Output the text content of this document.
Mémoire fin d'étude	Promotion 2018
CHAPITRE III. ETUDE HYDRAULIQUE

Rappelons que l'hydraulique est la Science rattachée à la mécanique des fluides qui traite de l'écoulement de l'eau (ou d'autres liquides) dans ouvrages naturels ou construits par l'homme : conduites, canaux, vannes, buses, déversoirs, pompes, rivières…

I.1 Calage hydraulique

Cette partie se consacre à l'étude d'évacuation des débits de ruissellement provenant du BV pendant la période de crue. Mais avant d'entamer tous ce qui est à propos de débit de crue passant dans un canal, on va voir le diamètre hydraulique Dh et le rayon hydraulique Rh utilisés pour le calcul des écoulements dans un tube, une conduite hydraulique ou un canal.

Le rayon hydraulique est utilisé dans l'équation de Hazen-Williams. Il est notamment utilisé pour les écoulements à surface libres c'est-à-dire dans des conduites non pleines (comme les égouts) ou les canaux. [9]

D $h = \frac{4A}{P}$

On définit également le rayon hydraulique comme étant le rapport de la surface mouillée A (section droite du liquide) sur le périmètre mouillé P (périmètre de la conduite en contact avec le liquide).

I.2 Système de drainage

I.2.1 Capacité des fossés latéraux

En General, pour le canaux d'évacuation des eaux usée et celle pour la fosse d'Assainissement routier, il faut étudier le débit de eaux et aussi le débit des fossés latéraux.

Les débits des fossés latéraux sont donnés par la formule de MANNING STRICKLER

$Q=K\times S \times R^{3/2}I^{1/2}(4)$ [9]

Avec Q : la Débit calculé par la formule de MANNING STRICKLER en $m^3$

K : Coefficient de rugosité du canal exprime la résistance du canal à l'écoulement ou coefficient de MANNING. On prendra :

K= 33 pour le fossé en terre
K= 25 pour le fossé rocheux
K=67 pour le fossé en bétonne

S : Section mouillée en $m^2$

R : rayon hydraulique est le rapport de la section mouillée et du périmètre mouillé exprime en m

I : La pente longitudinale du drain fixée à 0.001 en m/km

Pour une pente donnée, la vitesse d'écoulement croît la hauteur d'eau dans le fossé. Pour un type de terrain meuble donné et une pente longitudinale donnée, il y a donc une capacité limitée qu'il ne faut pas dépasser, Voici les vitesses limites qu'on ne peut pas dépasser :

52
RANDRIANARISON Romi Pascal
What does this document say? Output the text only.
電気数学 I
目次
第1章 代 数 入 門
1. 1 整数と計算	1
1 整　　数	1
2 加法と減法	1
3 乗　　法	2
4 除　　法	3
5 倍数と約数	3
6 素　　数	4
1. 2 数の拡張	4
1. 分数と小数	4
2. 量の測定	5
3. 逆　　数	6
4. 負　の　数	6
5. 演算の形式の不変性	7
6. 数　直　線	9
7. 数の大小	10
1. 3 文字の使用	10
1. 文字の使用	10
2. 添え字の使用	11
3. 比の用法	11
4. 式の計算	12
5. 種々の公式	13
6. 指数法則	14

Task directions
Your task is to transcribe the listing above in full, exactly as given.

Response for this exercise
Output the text content of this document.
Mémoire fin d'étude	Promotion 2018
CHAPITRE III. ETUDE HYDRAULIQUE

Rappelons que l'hydraulique est la Science rattachée à la mécanique des fluides qui traite de l'écoulement de l'eau (ou d'autres liquides) dans ouvrages naturels ou construits par l'homme : conduites, canaux, vannes, buses, déversoirs, pompes, rivières…

I.1 Calage hydraulique

Cette partie se consacre à l'étude d'évacuation des débits de ruissellement provenant du BV pendant la période de crue. Mais avant d'entamer tous ce qui est à propos de débit de crue passant dans un canal, on va voir le diamètre hydraulique Dh et le rayon hydraulique Rh utilisés pour le calcul des écoulements dans un tube, une conduite hydraulique ou un canal.

Le rayon hydraulique est utilisé dans l'équation de Hazen-Williams. Il est notamment utilisé pour les écoulements à surface libres c'est-à-dire dans des conduites non pleines (comme les égouts) ou les canaux. [9]

D $h = \frac{4A}{P}$

On définit également le rayon hydraulique comme étant le rapport de la surface mouillée A (section droite du liquide) sur le périmètre mouillé P (périmètre de la conduite en contact avec le liquide).

I.2 Système de drainage

I.2.1 Capacité des fossés latéraux

En General, pour le canaux d'évacuation des eaux usée et celle pour la fosse d'Assainissement routier, il faut étudier le débit de eaux et aussi le débit des fossés latéraux.

Les débits des fossés latéraux sont donnés par la formule de MANNING STRICKLER

$Q=K\times S \times R^{3/2}I^{1/2}(4)$ [9]

Avec Q : la Débit calculé par la formule de MANNING STRICKLER en $m^3$

K : Coefficient de rugosité du canal exprime la résistance du canal à l'écoulement ou coefficient de MANNING. On prendra :

K= 33 pour le fossé en terre
K= 25 pour le fossé rocheux
K=67 pour le fossé en bétonne

S : Section mouillée en $m^2$

R : rayon hydraulique est le rapport de la section mouillée et du périmètre mouillé exprime en m

I : La pente longitudinale du drain fixée à 0.001 en m/km

Pour une pente donnée, la vitesse d'écoulement croît la hauteur d'eau dans le fossé. Pour un type de terrain meuble donné et une pente longitudinale donnée, il y a donc une capacité limitée qu'il ne faut pas dépasser, Voici les vitesses limites qu'on ne peut pas dépasser :

52
RANDRIANARISON Romi Pascal
What does this document say? Output the text only.
電気数学 I
目次
第1章 代 数 入 門
1. 1 整数と計算	1
1 整　　数	1
2 加法と減法	1
3 乗　　法	2
4 除　　法	3
5 倍数と約数	3
6 素　　数	4
1. 2 数の拡張	4
1. 分数と小数	4
2. 量の測定	5
3. 逆　　数	6
4. 負　の　数	6
5. 演算の形式の不変性	7
6. 数　直　線	9
7. 数の大小	10
1. 3 文字の使用	10
1. 文字の使用	10
2. 添え字の使用	11
3. 比の用法	11
4. 式の計算	12
5. 種々の公式	13
6. 指数法則	14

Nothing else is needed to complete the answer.